AIM. Transcribe each entry below exactly. Pictures do not go in the copy.

LISTED ENTRIES.
::::::

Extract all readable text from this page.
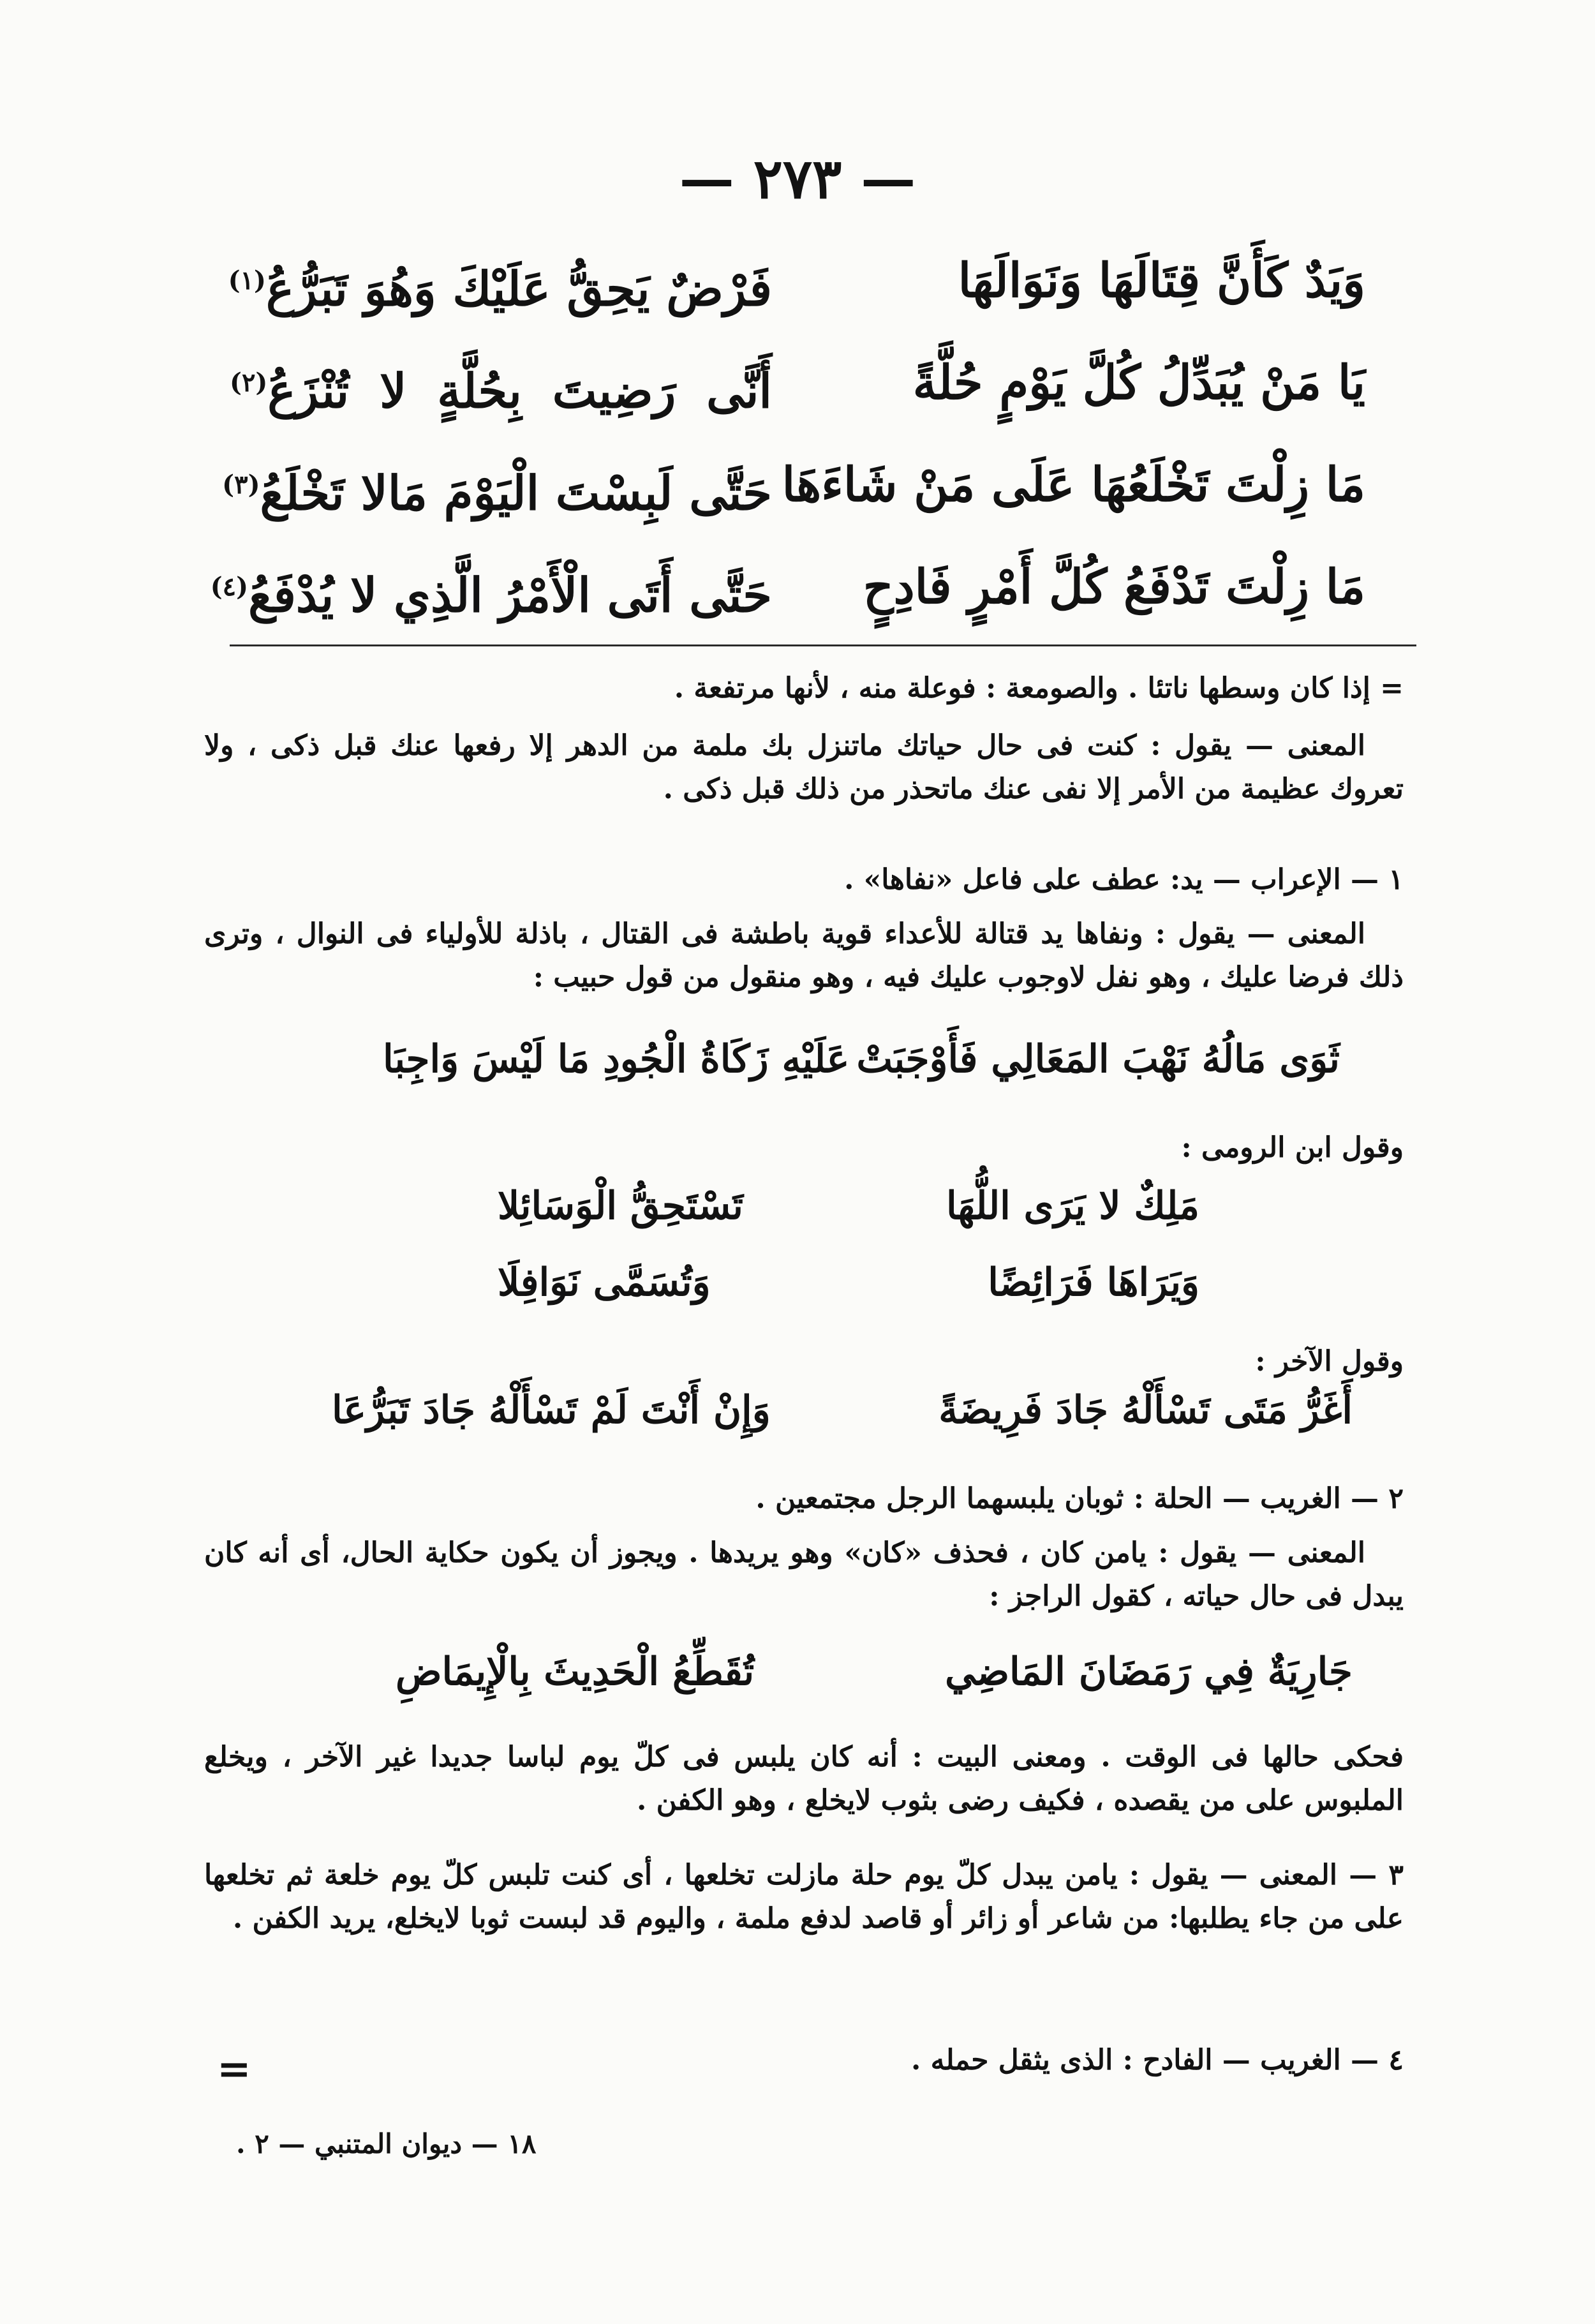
— ٢٧٣ —
وَيَدٌ كَأَنَّ قِتَالَهَا وَنَوَالَهَا
فَرْضٌ يَحِقُّ عَلَيْكَ وَهُوَ تَبَرُّعُ$^{(١)}$
يَا مَنْ يُبَدِّلُ كُلَّ يَوْمٍ حُلَّةً
أَنَّى رَضِيتَ بِحُلَّةٍ لا تُنْزَعُ$^{(٢)}$
مَا زِلْتَ تَخْلَعُهَا عَلَى مَنْ شَاءَهَا
حَتَّى لَبِسْتَ الْيَوْمَ مَالا تَخْلَعُ$^{(٣)}$
مَا زِلْتَ تَدْفَعُ كُلَّ أَمْرٍ فَادِحٍ
حَتَّى أَتَى الْأَمْرُ الَّذِي لا يُدْفَعُ$^{(٤)}$

= إذا كان وسطها ناتئا . والصومعة : فوعلة منه ، لأنها مرتفعة .

المعنى — يقول : كنت فى حال حياتك ماتنزل بك ملمة من الدهر إلا رفعها عنك قبل ذكى ، ولا تعروك عظيمة من الأمر إلا نفى عنك ماتحذر من ذلك قبل ذكى .

١ — الإعراب — يد: عطف على فاعل «نفاها» .

المعنى — يقول : ونفاها يد قتالة للأعداء قوية باطشة فى القتال ، باذلة للأولياء فى النوال ، وترى ذلك فرضا عليك ، وهو نفل لاوجوب عليك فيه ، وهو منقول من قول حبيب :

ثَوَى مَالُهُ نَهْبَ المَعَالِي فَأَوْجَبَتْ
عَلَيْهِ زَكَاةُ الْجُودِ مَا لَيْسَ وَاجِبَا

وقول ابن الرومى :

مَلِكٌ لا يَرَى اللُّهَا
تَسْتَحِقُّ الْوَسَائِلا
وَيَرَاهَا فَرَائِضًا
وَتُسَمَّى نَوَافِلَا

وقول الآخر :

أَغَرُّ مَتَى تَسْأَلْهُ جَادَ فَرِيضَةً
وَإِنْ أَنْتَ لَمْ تَسْأَلْهُ جَادَ تَبَرُّعَا

٢ — الغريب — الحلة : ثوبان يلبسهما الرجل مجتمعين .

المعنى — يقول : يامن كان ، فحذف «كان» وهو يريدها . ويجوز أن يكون حكاية الحال، أى أنه كان يبدل فى حال حياته ، كقول الراجز :

جَارِيَةٌ فِي رَمَضَانَ المَاضِي
تُقَطِّعُ الْحَدِيثَ بِالْإِيمَاضِ

فحكى حالها فى الوقت . ومعنى البيت : أنه كان يلبس فى كلّ يوم لباسا جديدا غير الآخر ، ويخلع الملبوس على من يقصده ، فكيف رضى بثوب لايخلع ، وهو الكفن .

٣ — المعنى — يقول : يامن يبدل كلّ يوم حلة مازلت تخلعها ، أى كنت تلبس كلّ يوم خلعة ثم تخلعها على من جاء يطلبها: من شاعر أو زائر أو قاصد لدفع ملمة ، واليوم قد لبست ثوبا لايخلع، يريد الكفن .

٤ — الغريب — الفادح : الذى يثقل حمله .

=
١٨ — ديوان المتنبي — ٢ .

::::::

SOLUTION TO THIS EXERCISE.
Extract all readable text from this page.
— ٢٧٣ —
وَيَدٌ كَأَنَّ قِتَالَهَا وَنَوَالَهَا
فَرْضٌ يَحِقُّ عَلَيْكَ وَهُوَ تَبَرُّعُ$^{(١)}$
يَا مَنْ يُبَدِّلُ كُلَّ يَوْمٍ حُلَّةً
أَنَّى رَضِيتَ بِحُلَّةٍ لا تُنْزَعُ$^{(٢)}$
مَا زِلْتَ تَخْلَعُهَا عَلَى مَنْ شَاءَهَا
حَتَّى لَبِسْتَ الْيَوْمَ مَالا تَخْلَعُ$^{(٣)}$
مَا زِلْتَ تَدْفَعُ كُلَّ أَمْرٍ فَادِحٍ
حَتَّى أَتَى الْأَمْرُ الَّذِي لا يُدْفَعُ$^{(٤)}$

= إذا كان وسطها ناتئا . والصومعة : فوعلة منه ، لأنها مرتفعة .

المعنى — يقول : كنت فى حال حياتك ماتنزل بك ملمة من الدهر إلا رفعها عنك قبل ذكى ، ولا تعروك عظيمة من الأمر إلا نفى عنك ماتحذر من ذلك قبل ذكى .

١ — الإعراب — يد: عطف على فاعل «نفاها» .

المعنى — يقول : ونفاها يد قتالة للأعداء قوية باطشة فى القتال ، باذلة للأولياء فى النوال ، وترى ذلك فرضا عليك ، وهو نفل لاوجوب عليك فيه ، وهو منقول من قول حبيب :

ثَوَى مَالُهُ نَهْبَ المَعَالِي فَأَوْجَبَتْ
عَلَيْهِ زَكَاةُ الْجُودِ مَا لَيْسَ وَاجِبَا

وقول ابن الرومى :

مَلِكٌ لا يَرَى اللُّهَا
تَسْتَحِقُّ الْوَسَائِلا
وَيَرَاهَا فَرَائِضًا
وَتُسَمَّى نَوَافِلَا

وقول الآخر :

أَغَرُّ مَتَى تَسْأَلْهُ جَادَ فَرِيضَةً
وَإِنْ أَنْتَ لَمْ تَسْأَلْهُ جَادَ تَبَرُّعَا

٢ — الغريب — الحلة : ثوبان يلبسهما الرجل مجتمعين .

المعنى — يقول : يامن كان ، فحذف «كان» وهو يريدها . ويجوز أن يكون حكاية الحال، أى أنه كان يبدل فى حال حياته ، كقول الراجز :

جَارِيَةٌ فِي رَمَضَانَ المَاضِي
تُقَطِّعُ الْحَدِيثَ بِالْإِيمَاضِ

فحكى حالها فى الوقت . ومعنى البيت : أنه كان يلبس فى كلّ يوم لباسا جديدا غير الآخر ، ويخلع الملبوس على من يقصده ، فكيف رضى بثوب لايخلع ، وهو الكفن .

٣ — المعنى — يقول : يامن يبدل كلّ يوم حلة مازلت تخلعها ، أى كنت تلبس كلّ يوم خلعة ثم تخلعها على من جاء يطلبها: من شاعر أو زائر أو قاصد لدفع ملمة ، واليوم قد لبست ثوبا لايخلع، يريد الكفن .

٤ — الغريب — الفادح : الذى يثقل حمله .

=
١٨ — ديوان المتنبي — ٢ .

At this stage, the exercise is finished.